***** Entries
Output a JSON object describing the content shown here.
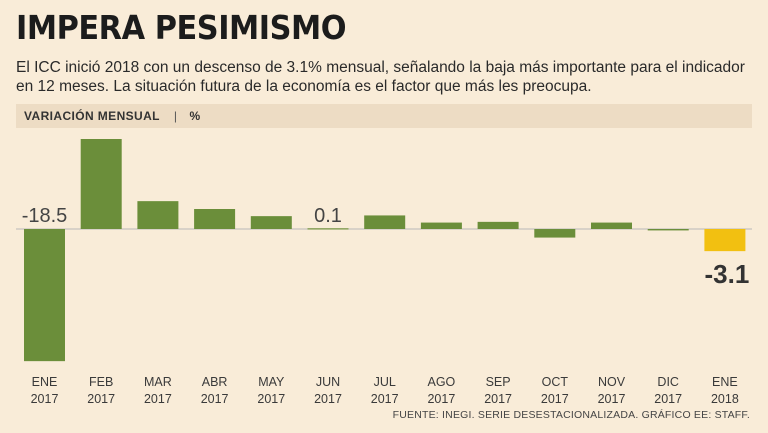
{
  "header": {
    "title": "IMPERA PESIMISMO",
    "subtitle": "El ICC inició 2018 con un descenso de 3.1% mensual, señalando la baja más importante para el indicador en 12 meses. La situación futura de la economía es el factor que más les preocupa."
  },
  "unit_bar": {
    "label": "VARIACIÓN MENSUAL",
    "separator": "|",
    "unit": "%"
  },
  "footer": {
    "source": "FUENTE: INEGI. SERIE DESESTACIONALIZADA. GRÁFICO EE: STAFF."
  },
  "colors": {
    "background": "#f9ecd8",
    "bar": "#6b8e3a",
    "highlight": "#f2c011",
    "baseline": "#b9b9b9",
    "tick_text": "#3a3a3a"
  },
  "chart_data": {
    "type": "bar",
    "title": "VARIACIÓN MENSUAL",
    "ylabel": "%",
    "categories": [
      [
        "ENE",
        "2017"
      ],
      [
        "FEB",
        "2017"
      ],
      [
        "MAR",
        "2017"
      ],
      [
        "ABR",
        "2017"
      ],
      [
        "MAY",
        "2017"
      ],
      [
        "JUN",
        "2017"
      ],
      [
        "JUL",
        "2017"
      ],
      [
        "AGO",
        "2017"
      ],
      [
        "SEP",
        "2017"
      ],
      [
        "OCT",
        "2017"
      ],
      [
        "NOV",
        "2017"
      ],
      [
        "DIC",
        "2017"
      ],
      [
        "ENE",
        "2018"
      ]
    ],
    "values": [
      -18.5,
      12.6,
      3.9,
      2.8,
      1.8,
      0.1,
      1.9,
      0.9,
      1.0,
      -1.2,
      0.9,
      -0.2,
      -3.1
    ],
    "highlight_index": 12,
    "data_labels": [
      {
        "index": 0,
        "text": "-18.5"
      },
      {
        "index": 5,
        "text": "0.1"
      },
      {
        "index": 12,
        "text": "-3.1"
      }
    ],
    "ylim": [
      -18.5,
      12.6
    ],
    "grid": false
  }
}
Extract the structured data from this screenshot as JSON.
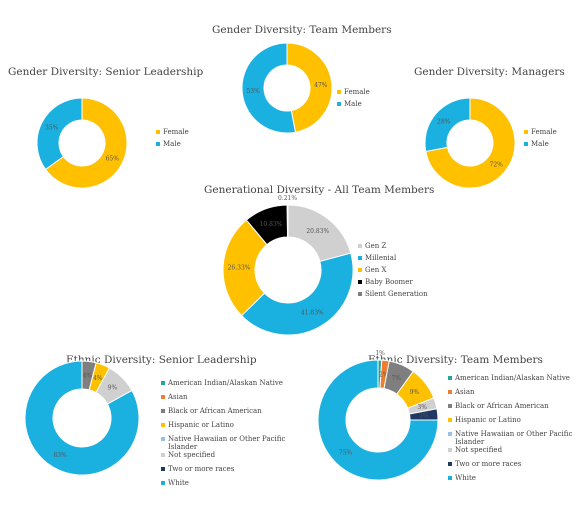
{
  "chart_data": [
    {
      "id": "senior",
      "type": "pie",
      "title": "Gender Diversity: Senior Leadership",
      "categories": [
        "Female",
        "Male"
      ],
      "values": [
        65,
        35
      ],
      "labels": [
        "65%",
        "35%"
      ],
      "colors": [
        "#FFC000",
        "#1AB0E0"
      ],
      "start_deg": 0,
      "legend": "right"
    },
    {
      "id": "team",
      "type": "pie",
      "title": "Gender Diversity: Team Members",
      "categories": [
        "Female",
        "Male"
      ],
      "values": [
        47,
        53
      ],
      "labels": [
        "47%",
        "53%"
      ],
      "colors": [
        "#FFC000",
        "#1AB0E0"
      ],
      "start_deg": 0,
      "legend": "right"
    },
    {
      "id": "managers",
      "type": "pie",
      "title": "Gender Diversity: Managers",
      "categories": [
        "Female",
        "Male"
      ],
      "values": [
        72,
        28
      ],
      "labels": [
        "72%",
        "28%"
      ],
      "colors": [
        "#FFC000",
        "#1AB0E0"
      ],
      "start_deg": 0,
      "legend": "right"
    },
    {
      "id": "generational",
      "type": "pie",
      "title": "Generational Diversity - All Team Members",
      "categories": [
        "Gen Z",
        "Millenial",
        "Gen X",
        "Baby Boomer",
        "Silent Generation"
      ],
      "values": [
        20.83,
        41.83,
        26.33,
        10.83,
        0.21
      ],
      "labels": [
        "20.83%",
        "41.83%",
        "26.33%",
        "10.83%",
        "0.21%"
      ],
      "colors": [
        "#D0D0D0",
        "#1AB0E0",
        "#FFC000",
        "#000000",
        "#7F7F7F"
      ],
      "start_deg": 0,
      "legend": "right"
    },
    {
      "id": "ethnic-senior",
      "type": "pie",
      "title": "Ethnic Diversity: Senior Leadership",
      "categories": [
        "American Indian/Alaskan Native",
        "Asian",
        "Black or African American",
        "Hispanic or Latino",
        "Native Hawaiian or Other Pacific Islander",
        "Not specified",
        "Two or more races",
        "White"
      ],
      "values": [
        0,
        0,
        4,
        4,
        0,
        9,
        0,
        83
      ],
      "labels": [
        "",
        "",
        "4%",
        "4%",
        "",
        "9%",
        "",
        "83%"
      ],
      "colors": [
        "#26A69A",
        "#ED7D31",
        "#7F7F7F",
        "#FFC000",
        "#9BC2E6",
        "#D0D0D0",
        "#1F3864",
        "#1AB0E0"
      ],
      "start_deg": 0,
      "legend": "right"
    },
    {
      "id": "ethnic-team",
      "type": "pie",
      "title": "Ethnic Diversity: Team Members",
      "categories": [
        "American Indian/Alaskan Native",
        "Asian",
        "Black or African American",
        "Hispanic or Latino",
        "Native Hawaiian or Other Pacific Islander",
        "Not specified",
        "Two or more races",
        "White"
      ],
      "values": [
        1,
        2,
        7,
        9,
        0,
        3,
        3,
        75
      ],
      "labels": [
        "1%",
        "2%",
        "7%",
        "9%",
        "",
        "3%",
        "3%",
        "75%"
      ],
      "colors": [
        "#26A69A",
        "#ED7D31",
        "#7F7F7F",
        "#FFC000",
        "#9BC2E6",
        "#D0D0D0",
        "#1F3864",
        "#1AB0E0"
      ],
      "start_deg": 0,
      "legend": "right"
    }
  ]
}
**********
Work to complete
Without including any pictures, please restate all the records exactly.

Solved exercise
Output a JSON object describing the content shown here.
{
  "header": {
    "title": "IMPERA PESIMISMO",
    "subtitle": "El ICC inició 2018 con un descenso de 3.1% mensual, señalando la baja más importante para el indicador en 12 meses. La situación futura de la economía es el factor que más les preocupa."
  },
  "unit_bar": {
    "label": "VARIACIÓN MENSUAL",
    "separator": "|",
    "unit": "%"
  },
  "footer": {
    "source": "FUENTE: INEGI. SERIE DESESTACIONALIZADA. GRÁFICO EE: STAFF."
  },
  "colors": {
    "background": "#f9ecd8",
    "bar": "#6b8e3a",
    "highlight": "#f2c011",
    "baseline": "#b9b9b9",
    "tick_text": "#3a3a3a"
  },
  "chart_data": {
    "type": "bar",
    "title": "VARIACIÓN MENSUAL",
    "ylabel": "%",
    "categories": [
      [
        "ENE",
        "2017"
      ],
      [
        "FEB",
        "2017"
      ],
      [
        "MAR",
        "2017"
      ],
      [
        "ABR",
        "2017"
      ],
      [
        "MAY",
        "2017"
      ],
      [
        "JUN",
        "2017"
      ],
      [
        "JUL",
        "2017"
      ],
      [
        "AGO",
        "2017"
      ],
      [
        "SEP",
        "2017"
      ],
      [
        "OCT",
        "2017"
      ],
      [
        "NOV",
        "2017"
      ],
      [
        "DIC",
        "2017"
      ],
      [
        "ENE",
        "2018"
      ]
    ],
    "values": [
      -18.5,
      12.6,
      3.9,
      2.8,
      1.8,
      0.1,
      1.9,
      0.9,
      1.0,
      -1.2,
      0.9,
      -0.2,
      -3.1
    ],
    "highlight_index": 12,
    "data_labels": [
      {
        "index": 0,
        "text": "-18.5"
      },
      {
        "index": 5,
        "text": "0.1"
      },
      {
        "index": 12,
        "text": "-3.1"
      }
    ],
    "ylim": [
      -18.5,
      12.6
    ],
    "grid": false
  }
}
Extract the structured data from this screenshot as JSON.
{
  "chart_data": [
    {
      "id": "senior",
      "type": "pie",
      "title": "Gender Diversity: Senior Leadership",
      "categories": [
        "Female",
        "Male"
      ],
      "values": [
        65,
        35
      ],
      "labels": [
        "65%",
        "35%"
      ],
      "colors": [
        "#FFC000",
        "#1AB0E0"
      ],
      "start_deg": 0,
      "legend": "right"
    },
    {
      "id": "team",
      "type": "pie",
      "title": "Gender Diversity: Team Members",
      "categories": [
        "Female",
        "Male"
      ],
      "values": [
        47,
        53
      ],
      "labels": [
        "47%",
        "53%"
      ],
      "colors": [
        "#FFC000",
        "#1AB0E0"
      ],
      "start_deg": 0,
      "legend": "right"
    },
    {
      "id": "managers",
      "type": "pie",
      "title": "Gender Diversity: Managers",
      "categories": [
        "Female",
        "Male"
      ],
      "values": [
        72,
        28
      ],
      "labels": [
        "72%",
        "28%"
      ],
      "colors": [
        "#FFC000",
        "#1AB0E0"
      ],
      "start_deg": 0,
      "legend": "right"
    },
    {
      "id": "generational",
      "type": "pie",
      "title": "Generational Diversity - All Team Members",
      "categories": [
        "Gen Z",
        "Millenial",
        "Gen X",
        "Baby Boomer",
        "Silent Generation"
      ],
      "values": [
        20.83,
        41.83,
        26.33,
        10.83,
        0.21
      ],
      "labels": [
        "20.83%",
        "41.83%",
        "26.33%",
        "10.83%",
        "0.21%"
      ],
      "colors": [
        "#D0D0D0",
        "#1AB0E0",
        "#FFC000",
        "#000000",
        "#7F7F7F"
      ],
      "start_deg": 0,
      "legend": "right"
    },
    {
      "id": "ethnic-senior",
      "type": "pie",
      "title": "Ethnic Diversity: Senior Leadership",
      "categories": [
        "American Indian/Alaskan Native",
        "Asian",
        "Black or African American",
        "Hispanic or Latino",
        "Native Hawaiian or Other Pacific Islander",
        "Not specified",
        "Two or more races",
        "White"
      ],
      "values": [
        0,
        0,
        4,
        4,
        0,
        9,
        0,
        83
      ],
      "labels": [
        "",
        "",
        "4%",
        "4%",
        "",
        "9%",
        "",
        "83%"
      ],
      "colors": [
        "#26A69A",
        "#ED7D31",
        "#7F7F7F",
        "#FFC000",
        "#9BC2E6",
        "#D0D0D0",
        "#1F3864",
        "#1AB0E0"
      ],
      "start_deg": 0,
      "legend": "right"
    },
    {
      "id": "ethnic-team",
      "type": "pie",
      "title": "Ethnic Diversity: Team Members",
      "categories": [
        "American Indian/Alaskan Native",
        "Asian",
        "Black or African American",
        "Hispanic or Latino",
        "Native Hawaiian or Other Pacific Islander",
        "Not specified",
        "Two or more races",
        "White"
      ],
      "values": [
        1,
        2,
        7,
        9,
        0,
        3,
        3,
        75
      ],
      "labels": [
        "1%",
        "2%",
        "7%",
        "9%",
        "",
        "3%",
        "3%",
        "75%"
      ],
      "colors": [
        "#26A69A",
        "#ED7D31",
        "#7F7F7F",
        "#FFC000",
        "#9BC2E6",
        "#D0D0D0",
        "#1F3864",
        "#1AB0E0"
      ],
      "start_deg": 0,
      "legend": "right"
    }
  ]
}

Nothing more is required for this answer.